Quote all of the entries word for word.

#### Input:
━━━━━━━━━━━━━━━━

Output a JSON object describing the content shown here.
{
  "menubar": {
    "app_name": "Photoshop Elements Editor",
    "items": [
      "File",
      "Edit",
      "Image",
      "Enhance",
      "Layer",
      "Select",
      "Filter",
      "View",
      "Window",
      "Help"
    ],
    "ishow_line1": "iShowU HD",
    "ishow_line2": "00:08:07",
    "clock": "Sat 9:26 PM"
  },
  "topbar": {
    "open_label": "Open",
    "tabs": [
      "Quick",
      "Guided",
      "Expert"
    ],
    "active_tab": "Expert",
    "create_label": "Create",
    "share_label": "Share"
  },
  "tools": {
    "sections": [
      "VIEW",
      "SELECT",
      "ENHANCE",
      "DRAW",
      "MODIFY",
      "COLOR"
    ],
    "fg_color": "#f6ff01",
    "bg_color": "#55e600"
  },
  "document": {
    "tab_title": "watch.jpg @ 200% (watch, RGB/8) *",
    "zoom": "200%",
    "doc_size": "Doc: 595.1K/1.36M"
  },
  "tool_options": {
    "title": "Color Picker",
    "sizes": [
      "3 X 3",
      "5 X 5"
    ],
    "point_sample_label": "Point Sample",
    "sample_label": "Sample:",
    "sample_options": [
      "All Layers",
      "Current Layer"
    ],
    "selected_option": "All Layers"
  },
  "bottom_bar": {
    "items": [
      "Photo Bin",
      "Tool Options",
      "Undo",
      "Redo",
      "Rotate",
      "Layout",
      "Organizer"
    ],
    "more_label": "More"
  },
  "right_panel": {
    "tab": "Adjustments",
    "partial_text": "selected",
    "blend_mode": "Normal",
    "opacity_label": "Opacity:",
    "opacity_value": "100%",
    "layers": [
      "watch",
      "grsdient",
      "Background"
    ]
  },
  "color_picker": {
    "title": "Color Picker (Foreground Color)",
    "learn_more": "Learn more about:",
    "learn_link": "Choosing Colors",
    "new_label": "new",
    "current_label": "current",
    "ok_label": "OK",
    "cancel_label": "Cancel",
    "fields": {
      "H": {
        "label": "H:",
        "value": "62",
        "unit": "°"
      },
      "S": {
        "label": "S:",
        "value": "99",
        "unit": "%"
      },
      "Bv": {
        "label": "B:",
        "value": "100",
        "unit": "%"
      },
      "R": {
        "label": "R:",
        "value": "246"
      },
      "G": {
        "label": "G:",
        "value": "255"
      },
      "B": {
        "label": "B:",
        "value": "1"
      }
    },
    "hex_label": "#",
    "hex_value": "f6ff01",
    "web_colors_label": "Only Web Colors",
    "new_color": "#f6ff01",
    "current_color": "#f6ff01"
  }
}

━━━━━━━━━━━━━━━━

#### Expected answer:
Output a JSON object describing the content shown here.
{
  "menubar": {
    "app_name": "Photoshop Elements Editor",
    "items": [
      "File",
      "Edit",
      "Image",
      "Enhance",
      "Layer",
      "Select",
      "Filter",
      "View",
      "Window",
      "Help"
    ],
    "ishow_line1": "iShowU HD",
    "ishow_line2": "00:08:07",
    "clock": "Sat 9:26 PM"
  },
  "topbar": {
    "open_label": "Open",
    "tabs": [
      "Quick",
      "Guided",
      "Expert"
    ],
    "active_tab": "Expert",
    "create_label": "Create",
    "share_label": "Share"
  },
  "tools": {
    "sections": [
      "VIEW",
      "SELECT",
      "ENHANCE",
      "DRAW",
      "MODIFY",
      "COLOR"
    ],
    "fg_color": "#f6ff01",
    "bg_color": "#55e600"
  },
  "document": {
    "tab_title": "watch.jpg @ 200% (watch, RGB/8) *",
    "zoom": "200%",
    "doc_size": "Doc: 595.1K/1.36M"
  },
  "tool_options": {
    "title": "Color Picker",
    "sizes": [
      "3 X 3",
      "5 X 5"
    ],
    "point_sample_label": "Point Sample",
    "sample_label": "Sample:",
    "sample_options": [
      "All Layers",
      "Current Layer"
    ],
    "selected_option": "All Layers"
  },
  "bottom_bar": {
    "items": [
      "Photo Bin",
      "Tool Options",
      "Undo",
      "Redo",
      "Rotate",
      "Layout",
      "Organizer"
    ],
    "more_label": "More"
  },
  "right_panel": {
    "tab": "Adjustments",
    "partial_text": "selected",
    "blend_mode": "Normal",
    "opacity_label": "Opacity:",
    "opacity_value": "100%",
    "layers": [
      "watch",
      "grsdient",
      "Background"
    ]
  },
  "color_picker": {
    "title": "Color Picker (Foreground Color)",
    "learn_more": "Learn more about:",
    "learn_link": "Choosing Colors",
    "new_label": "new",
    "current_label": "current",
    "ok_label": "OK",
    "cancel_label": "Cancel",
    "fields": {
      "H": {
        "label": "H:",
        "value": "62",
        "unit": "°"
      },
      "S": {
        "label": "S:",
        "value": "99",
        "unit": "%"
      },
      "Bv": {
        "label": "B:",
        "value": "100",
        "unit": "%"
      },
      "R": {
        "label": "R:",
        "value": "246"
      },
      "G": {
        "label": "G:",
        "value": "255"
      },
      "B": {
        "label": "B:",
        "value": "1"
      }
    },
    "hex_label": "#",
    "hex_value": "f6ff01",
    "web_colors_label": "Only Web Colors",
    "new_color": "#f6ff01",
    "current_color": "#f6ff01"
  }
}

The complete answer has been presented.